* [Work to do]:
Report all lines from the entries below in which "shapes" appears.

* [Recorded information]:
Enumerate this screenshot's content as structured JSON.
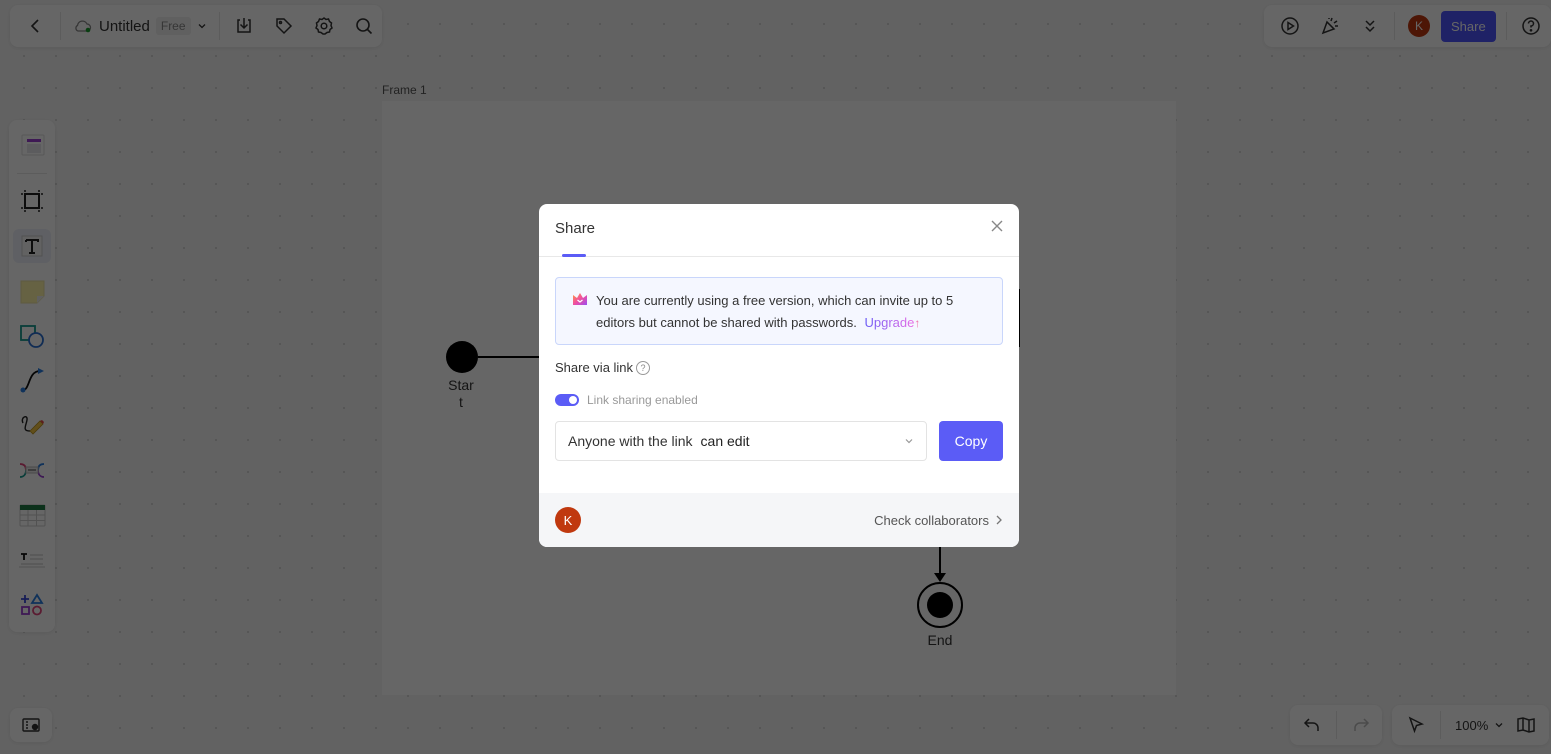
{
  "header": {
    "back_icon": "chevron-left-icon",
    "cloud_icon": "cloud-synced-icon",
    "title": "Untitled",
    "plan_badge": "Free",
    "dropdown_icon": "chevron-down-icon",
    "export_icon": "download-icon",
    "tag_icon": "tag-icon",
    "settings_icon": "gear-icon",
    "search_icon": "search-icon"
  },
  "header_right": {
    "present_icon": "play-icon",
    "celebrate_icon": "party-popper-icon",
    "more_icon": "double-chevron-down-icon",
    "user_initial": "K",
    "share_label": "Share",
    "help_icon": "help-icon"
  },
  "left_toolbar": {
    "items": [
      {
        "name": "template",
        "icon": "template-icon"
      },
      {
        "name": "frame",
        "icon": "frame-icon"
      },
      {
        "name": "text",
        "icon": "text-icon"
      },
      {
        "name": "sticky-note",
        "icon": "sticky-note-icon"
      },
      {
        "name": "shapes",
        "icon": "shapes-icon"
      },
      {
        "name": "connector",
        "icon": "connector-icon"
      },
      {
        "name": "pen",
        "icon": "pen-icon"
      },
      {
        "name": "mind-map",
        "icon": "mind-map-icon"
      },
      {
        "name": "table",
        "icon": "table-icon"
      },
      {
        "name": "text-block",
        "icon": "text-block-icon"
      },
      {
        "name": "more-shapes",
        "icon": "more-shapes-icon"
      }
    ]
  },
  "canvas": {
    "frame_label": "Frame 1",
    "start_label_line1": "Star",
    "start_label_line2": "t",
    "end_label": "End"
  },
  "bottom": {
    "minimap_icon": "map-pin-icon",
    "undo_icon": "undo-icon",
    "redo_icon": "redo-icon",
    "select_icon": "pointer-icon",
    "zoom_level": "100%",
    "book_icon": "book-open-icon"
  },
  "modal": {
    "title": "Share",
    "close_icon": "close-icon",
    "notice_text": "You are currently using a free version, which can invite up to 5 editors but cannot be shared with passwords.",
    "upgrade_label": "Upgrade",
    "share_via_link": "Share via link",
    "help_mark": "?",
    "toggle_label": "Link sharing enabled",
    "toggle_on": true,
    "permission_prefix": "Anyone with the link",
    "permission_value": "can edit",
    "copy_label": "Copy",
    "collaborator_initial": "K",
    "check_collaborators": "Check collaborators"
  },
  "colors": {
    "accent": "#5b5cf6",
    "avatar": "#c0390f",
    "notice_bg": "#f5f7ff"
  }
}
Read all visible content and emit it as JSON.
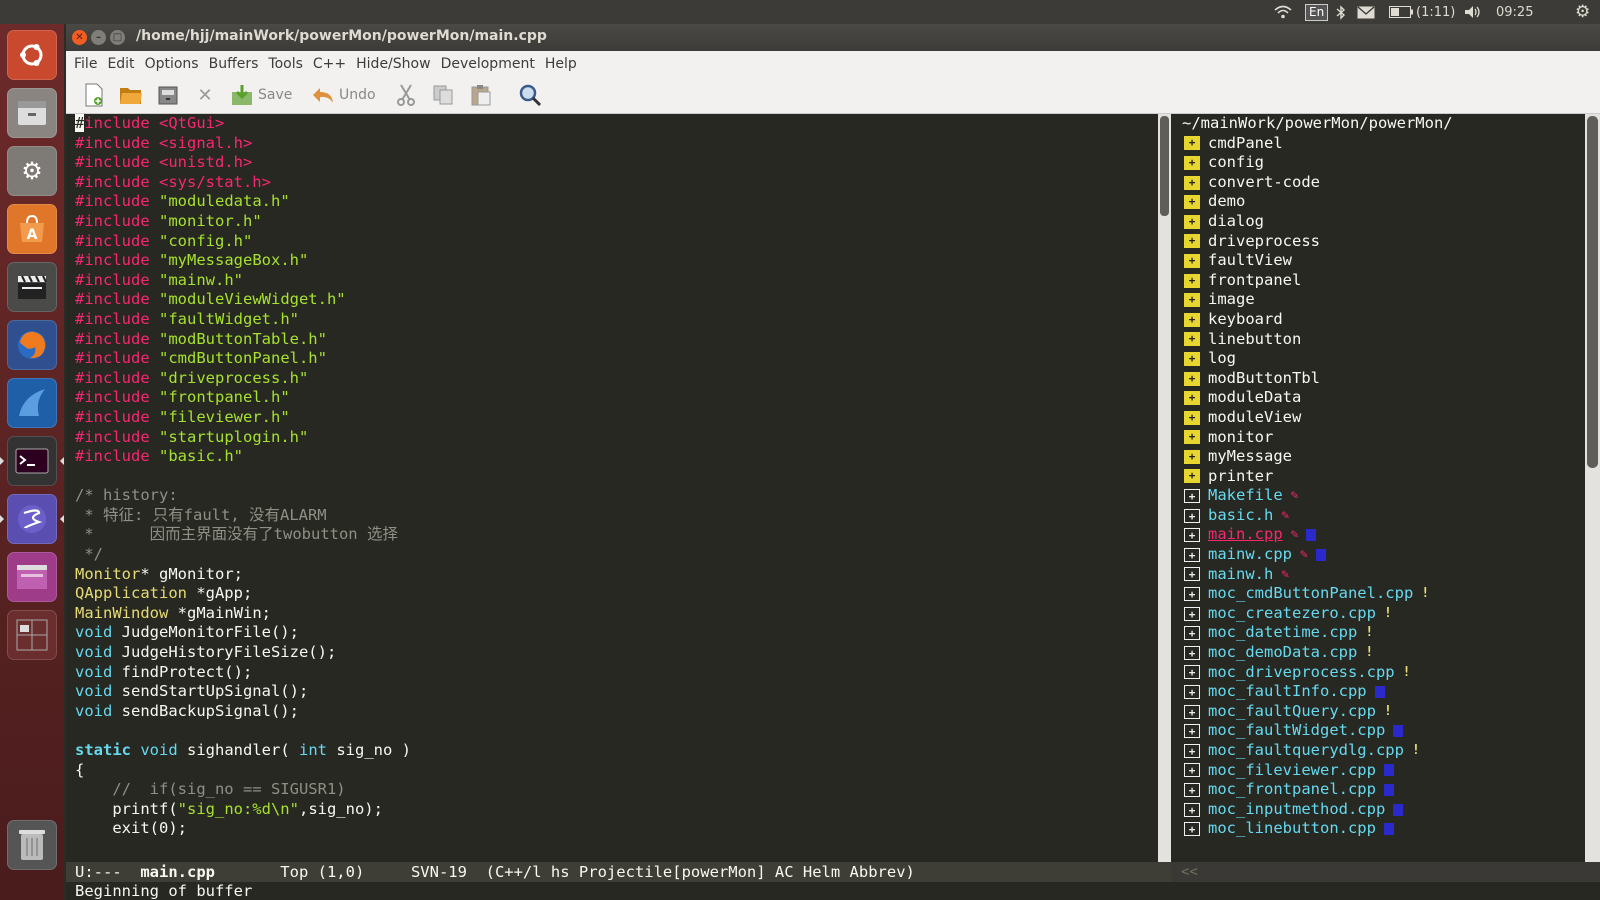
{
  "topbar": {
    "lang": "En",
    "battery": "(1:11)",
    "clock": "09:25",
    "icons": [
      "wifi-icon",
      "bluetooth-icon",
      "mail-icon",
      "battery-icon",
      "volume-icon",
      "settings-gear-icon"
    ]
  },
  "launcher": {
    "items": [
      "ubuntu-dash-icon",
      "files-icon",
      "system-settings-icon",
      "software-center-icon",
      "video-editor-icon",
      "firefox-icon",
      "wireshark-icon",
      "terminal-icon",
      "emacs-icon",
      "workspace-switcher-icon",
      "desktop-icon",
      "trash-icon"
    ]
  },
  "window": {
    "title": "/home/hjj/mainWork/powerMon/powerMon/main.cpp"
  },
  "menubar": {
    "items": [
      "File",
      "Edit",
      "Options",
      "Buffers",
      "Tools",
      "C++",
      "Hide/Show",
      "Development",
      "Help"
    ]
  },
  "toolbar": {
    "save_label": "Save",
    "undo_label": "Undo"
  },
  "editor": {
    "lines": [
      {
        "t": "pre",
        "text": "#include <QtGui>"
      },
      {
        "t": "pre",
        "text": "#include <signal.h>"
      },
      {
        "t": "pre",
        "text": "#include <unistd.h>"
      },
      {
        "t": "pre",
        "text": "#include <sys/stat.h>"
      },
      {
        "t": "inc",
        "kw": "#include ",
        "str": "\"moduledata.h\""
      },
      {
        "t": "inc",
        "kw": "#include ",
        "str": "\"monitor.h\""
      },
      {
        "t": "inc",
        "kw": "#include ",
        "str": "\"config.h\""
      },
      {
        "t": "inc",
        "kw": "#include ",
        "str": "\"myMessageBox.h\""
      },
      {
        "t": "inc",
        "kw": "#include ",
        "str": "\"mainw.h\""
      },
      {
        "t": "inc",
        "kw": "#include ",
        "str": "\"moduleViewWidget.h\""
      },
      {
        "t": "inc",
        "kw": "#include ",
        "str": "\"faultWidget.h\""
      },
      {
        "t": "inc",
        "kw": "#include ",
        "str": "\"modButtonTable.h\""
      },
      {
        "t": "inc",
        "kw": "#include ",
        "str": "\"cmdButtonPanel.h\""
      },
      {
        "t": "inc",
        "kw": "#include ",
        "str": "\"driveprocess.h\""
      },
      {
        "t": "inc",
        "kw": "#include ",
        "str": "\"frontpanel.h\""
      },
      {
        "t": "inc",
        "kw": "#include ",
        "str": "\"fileviewer.h\""
      },
      {
        "t": "inc",
        "kw": "#include ",
        "str": "\"startuplogin.h\""
      },
      {
        "t": "inc",
        "kw": "#include ",
        "str": "\"basic.h\""
      },
      {
        "t": "plain",
        "text": ""
      },
      {
        "t": "cmt",
        "text": "/* history:"
      },
      {
        "t": "cmt",
        "text": " * 特征: 只有fault, 没有ALARM"
      },
      {
        "t": "cmt",
        "text": " *      因而主界面没有了twobutton 选择"
      },
      {
        "t": "cmt",
        "text": " */"
      },
      {
        "t": "decl",
        "type": "Monitor",
        "rest": "* gMonitor;"
      },
      {
        "t": "decl",
        "type": "QApplication",
        "rest": " *gApp;"
      },
      {
        "t": "decl",
        "type": "MainWindow",
        "rest": " *gMainWin;"
      },
      {
        "t": "decl",
        "type": "void",
        "rest": " JudgeMonitorFile();"
      },
      {
        "t": "decl",
        "type": "void",
        "rest": " JudgeHistoryFileSize();"
      },
      {
        "t": "decl",
        "type": "void",
        "rest": " findProtect();"
      },
      {
        "t": "decl",
        "type": "void",
        "rest": " sendStartUpSignal();"
      },
      {
        "t": "decl",
        "type": "void",
        "rest": " sendBackupSignal();"
      },
      {
        "t": "plain",
        "text": ""
      },
      {
        "t": "sig",
        "kw": "static",
        "kw2": " void",
        "mid": " sighandler( ",
        "kw3": "int",
        "end": " sig_no )"
      },
      {
        "t": "plain",
        "text": "{"
      },
      {
        "t": "cmt",
        "text": "    //  if(sig_no == SIGUSR1)"
      },
      {
        "t": "printf",
        "pre": "    printf(",
        "str": "\"sig_no:%d\\n\"",
        "post": ",sig_no);"
      },
      {
        "t": "plain",
        "text": "    exit(0);"
      }
    ]
  },
  "tree": {
    "header": "~/mainWork/powerMon/powerMon/",
    "items": [
      {
        "name": "cmdPanel",
        "kind": "dir"
      },
      {
        "name": "config",
        "kind": "dir"
      },
      {
        "name": "convert-code",
        "kind": "dir"
      },
      {
        "name": "demo",
        "kind": "dir"
      },
      {
        "name": "dialog",
        "kind": "dir"
      },
      {
        "name": "driveprocess",
        "kind": "dir"
      },
      {
        "name": "faultView",
        "kind": "dir"
      },
      {
        "name": "frontpanel",
        "kind": "dir"
      },
      {
        "name": "image",
        "kind": "dir"
      },
      {
        "name": "keyboard",
        "kind": "dir"
      },
      {
        "name": "linebutton",
        "kind": "dir"
      },
      {
        "name": "log",
        "kind": "dir"
      },
      {
        "name": "modButtonTbl",
        "kind": "dir"
      },
      {
        "name": "moduleData",
        "kind": "dir"
      },
      {
        "name": "moduleView",
        "kind": "dir"
      },
      {
        "name": "monitor",
        "kind": "dir"
      },
      {
        "name": "myMessage",
        "kind": "dir"
      },
      {
        "name": "printer",
        "kind": "dir"
      },
      {
        "name": "Makefile",
        "kind": "file",
        "vc": "edited"
      },
      {
        "name": "basic.h",
        "kind": "file",
        "vc": "edited"
      },
      {
        "name": "main.cpp",
        "kind": "file",
        "vc": "edited-sq",
        "current": true
      },
      {
        "name": "mainw.cpp",
        "kind": "file",
        "vc": "edited-sq"
      },
      {
        "name": "mainw.h",
        "kind": "file",
        "vc": "edited"
      },
      {
        "name": "moc_cmdButtonPanel.cpp",
        "kind": "file",
        "vc": "warn"
      },
      {
        "name": "moc_createzero.cpp",
        "kind": "file",
        "vc": "warn"
      },
      {
        "name": "moc_datetime.cpp",
        "kind": "file",
        "vc": "warn"
      },
      {
        "name": "moc_demoData.cpp",
        "kind": "file",
        "vc": "warn"
      },
      {
        "name": "moc_driveprocess.cpp",
        "kind": "file",
        "vc": "warn"
      },
      {
        "name": "moc_faultInfo.cpp",
        "kind": "file",
        "vc": "sq"
      },
      {
        "name": "moc_faultQuery.cpp",
        "kind": "file",
        "vc": "warn"
      },
      {
        "name": "moc_faultWidget.cpp",
        "kind": "file",
        "vc": "sq"
      },
      {
        "name": "moc_faultquerydlg.cpp",
        "kind": "file",
        "vc": "warn"
      },
      {
        "name": "moc_fileviewer.cpp",
        "kind": "file",
        "vc": "sq"
      },
      {
        "name": "moc_frontpanel.cpp",
        "kind": "file",
        "vc": "sq"
      },
      {
        "name": "moc_inputmethod.cpp",
        "kind": "file",
        "vc": "sq"
      },
      {
        "name": "moc_linebutton.cpp",
        "kind": "file",
        "vc": "sq"
      }
    ]
  },
  "modeline": {
    "status": "U:---  ",
    "buffer": "main.cpp",
    "position": "       Top (1,0)     ",
    "rest": "SVN-19  (C++/l hs Projectile[powerMon] AC Helm Abbrev)",
    "right": "<<"
  },
  "minibuffer": {
    "message": "Beginning of buffer"
  },
  "colors": {
    "editor_bg": "#272822",
    "preprocessor": "#f92672",
    "string": "#a6e22e",
    "comment": "#8f8f85",
    "type": "#e6db74",
    "keyword": "#66d9ef",
    "launcher": "#5a2222"
  }
}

* [Task response]:
        "name": "shapes",
        "icon": "shapes-icon"
        "name": "more-shapes",
        "icon": "more-shapes-icon"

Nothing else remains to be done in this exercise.